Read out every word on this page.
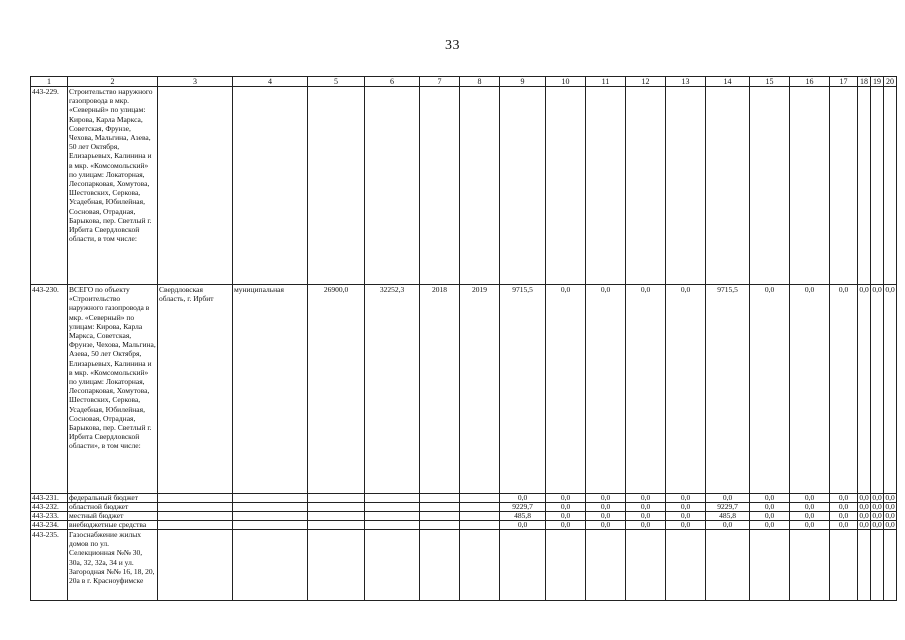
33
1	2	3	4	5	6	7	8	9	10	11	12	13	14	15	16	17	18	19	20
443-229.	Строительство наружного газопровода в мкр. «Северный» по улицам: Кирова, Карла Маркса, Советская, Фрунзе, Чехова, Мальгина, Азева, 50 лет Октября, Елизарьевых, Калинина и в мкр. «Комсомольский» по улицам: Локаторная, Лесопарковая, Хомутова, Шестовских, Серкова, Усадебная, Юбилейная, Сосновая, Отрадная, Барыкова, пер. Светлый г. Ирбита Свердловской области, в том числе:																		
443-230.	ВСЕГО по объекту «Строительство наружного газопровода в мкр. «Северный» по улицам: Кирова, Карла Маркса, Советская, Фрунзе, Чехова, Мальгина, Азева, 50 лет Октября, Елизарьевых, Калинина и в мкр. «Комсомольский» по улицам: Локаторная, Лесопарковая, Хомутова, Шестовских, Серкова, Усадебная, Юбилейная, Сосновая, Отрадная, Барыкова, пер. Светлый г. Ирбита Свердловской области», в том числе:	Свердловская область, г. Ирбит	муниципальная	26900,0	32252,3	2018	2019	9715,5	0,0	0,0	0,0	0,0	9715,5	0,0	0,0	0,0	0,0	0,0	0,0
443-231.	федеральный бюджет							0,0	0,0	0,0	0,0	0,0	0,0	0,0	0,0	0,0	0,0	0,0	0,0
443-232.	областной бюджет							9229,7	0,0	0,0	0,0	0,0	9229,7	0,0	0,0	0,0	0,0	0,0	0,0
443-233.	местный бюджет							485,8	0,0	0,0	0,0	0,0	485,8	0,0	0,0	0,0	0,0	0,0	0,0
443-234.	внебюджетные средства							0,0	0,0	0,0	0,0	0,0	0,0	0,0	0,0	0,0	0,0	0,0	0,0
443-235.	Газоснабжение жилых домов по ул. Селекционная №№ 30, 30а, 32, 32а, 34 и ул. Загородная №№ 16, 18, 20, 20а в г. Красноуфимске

________________

→ SHORT PROBLEM: Restate each line of the records exactly; pictures do not belong in the copy.

→ THE ANSWER:
Read out every word on this page.
33
1	2	3	4	5	6	7	8	9	10	11	12	13	14	15	16	17	18	19	20
443-229.	Строительство наружного газопровода в мкр. «Северный» по улицам: Кирова, Карла Маркса, Советская, Фрунзе, Чехова, Мальгина, Азева, 50 лет Октября, Елизарьевых, Калинина и в мкр. «Комсомольский» по улицам: Локаторная, Лесопарковая, Хомутова, Шестовских, Серкова, Усадебная, Юбилейная, Сосновая, Отрадная, Барыкова, пер. Светлый г. Ирбита Свердловской области, в том числе:																		
443-230.	ВСЕГО по объекту «Строительство наружного газопровода в мкр. «Северный» по улицам: Кирова, Карла Маркса, Советская, Фрунзе, Чехова, Мальгина, Азева, 50 лет Октября, Елизарьевых, Калинина и в мкр. «Комсомольский» по улицам: Локаторная, Лесопарковая, Хомутова, Шестовских, Серкова, Усадебная, Юбилейная, Сосновая, Отрадная, Барыкова, пер. Светлый г. Ирбита Свердловской области», в том числе:	Свердловская область, г. Ирбит	муниципальная	26900,0	32252,3	2018	2019	9715,5	0,0	0,0	0,0	0,0	9715,5	0,0	0,0	0,0	0,0	0,0	0,0
443-231.	федеральный бюджет							0,0	0,0	0,0	0,0	0,0	0,0	0,0	0,0	0,0	0,0	0,0	0,0
443-232.	областной бюджет							9229,7	0,0	0,0	0,0	0,0	9229,7	0,0	0,0	0,0	0,0	0,0	0,0
443-233.	местный бюджет							485,8	0,0	0,0	0,0	0,0	485,8	0,0	0,0	0,0	0,0	0,0	0,0
443-234.	внебюджетные средства							0,0	0,0	0,0	0,0	0,0	0,0	0,0	0,0	0,0	0,0	0,0	0,0
443-235.	Газоснабжение жилых домов по ул. Селекционная №№ 30, 30а, 32, 32а, 34 и ул. Загородная №№ 16, 18, 20, 20а в г. Красноуфимске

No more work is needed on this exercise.